**SHORT PROBLEM**: Transcribe each record below word for word.

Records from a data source
· · · · · · ·

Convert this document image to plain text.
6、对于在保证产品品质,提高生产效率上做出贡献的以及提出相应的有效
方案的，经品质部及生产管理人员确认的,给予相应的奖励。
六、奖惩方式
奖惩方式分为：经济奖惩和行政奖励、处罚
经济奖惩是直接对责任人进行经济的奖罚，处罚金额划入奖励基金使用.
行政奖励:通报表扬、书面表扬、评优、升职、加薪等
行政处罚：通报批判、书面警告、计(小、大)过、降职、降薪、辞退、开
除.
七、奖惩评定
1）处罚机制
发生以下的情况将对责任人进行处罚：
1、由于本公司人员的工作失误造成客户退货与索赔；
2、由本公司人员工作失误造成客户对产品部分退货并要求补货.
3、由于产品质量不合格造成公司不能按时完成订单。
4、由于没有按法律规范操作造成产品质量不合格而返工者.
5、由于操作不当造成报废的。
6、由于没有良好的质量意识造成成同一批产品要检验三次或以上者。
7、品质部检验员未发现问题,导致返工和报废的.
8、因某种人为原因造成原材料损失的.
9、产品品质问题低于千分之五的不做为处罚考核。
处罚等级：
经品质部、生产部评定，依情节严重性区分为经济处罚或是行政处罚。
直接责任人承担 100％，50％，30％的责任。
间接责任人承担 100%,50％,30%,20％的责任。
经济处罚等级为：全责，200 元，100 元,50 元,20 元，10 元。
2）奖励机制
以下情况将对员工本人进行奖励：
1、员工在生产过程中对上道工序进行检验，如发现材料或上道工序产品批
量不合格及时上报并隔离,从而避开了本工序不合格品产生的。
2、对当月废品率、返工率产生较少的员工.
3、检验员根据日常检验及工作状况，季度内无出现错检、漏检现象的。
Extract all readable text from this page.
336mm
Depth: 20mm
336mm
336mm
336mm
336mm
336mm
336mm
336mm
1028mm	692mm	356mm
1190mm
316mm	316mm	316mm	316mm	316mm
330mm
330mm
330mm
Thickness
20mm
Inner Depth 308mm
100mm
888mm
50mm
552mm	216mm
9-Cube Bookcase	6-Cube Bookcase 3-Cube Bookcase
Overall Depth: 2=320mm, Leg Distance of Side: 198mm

· · · · · · ·

**TASK ANSWER**:
Convert this document image to plain text.
6、对于在保证产品品质,提高生产效率上做出贡献的以及提出相应的有效
方案的，经品质部及生产管理人员确认的,给予相应的奖励。
六、奖惩方式
奖惩方式分为：经济奖惩和行政奖励、处罚
经济奖惩是直接对责任人进行经济的奖罚，处罚金额划入奖励基金使用.
行政奖励:通报表扬、书面表扬、评优、升职、加薪等
行政处罚：通报批判、书面警告、计(小、大)过、降职、降薪、辞退、开
除.
七、奖惩评定
1）处罚机制
发生以下的情况将对责任人进行处罚：
1、由于本公司人员的工作失误造成客户退货与索赔；
2、由本公司人员工作失误造成客户对产品部分退货并要求补货.
3、由于产品质量不合格造成公司不能按时完成订单。
4、由于没有按法律规范操作造成产品质量不合格而返工者.
5、由于操作不当造成报废的。
6、由于没有良好的质量意识造成成同一批产品要检验三次或以上者。
7、品质部检验员未发现问题,导致返工和报废的.
8、因某种人为原因造成原材料损失的.
9、产品品质问题低于千分之五的不做为处罚考核。
处罚等级：
经品质部、生产部评定，依情节严重性区分为经济处罚或是行政处罚。
直接责任人承担 100％，50％，30％的责任。
间接责任人承担 100%,50％,30%,20％的责任。
经济处罚等级为：全责，200 元，100 元,50 元,20 元，10 元。
2）奖励机制
以下情况将对员工本人进行奖励：
1、员工在生产过程中对上道工序进行检验，如发现材料或上道工序产品批
量不合格及时上报并隔离,从而避开了本工序不合格品产生的。
2、对当月废品率、返工率产生较少的员工.
3、检验员根据日常检验及工作状况，季度内无出现错检、漏检现象的。
Extract all readable text from this page.
336mm
Depth: 20mm
336mm
336mm
336mm
336mm
336mm
336mm
336mm
1028mm	692mm	356mm
1190mm
316mm	316mm	316mm	316mm	316mm
330mm
330mm
330mm
Thickness
20mm
Inner Depth 308mm
100mm
888mm
50mm
552mm	216mm
9-Cube Bookcase	6-Cube Bookcase 3-Cube Bookcase
Overall Depth: 2=320mm, Leg Distance of Side: 198mm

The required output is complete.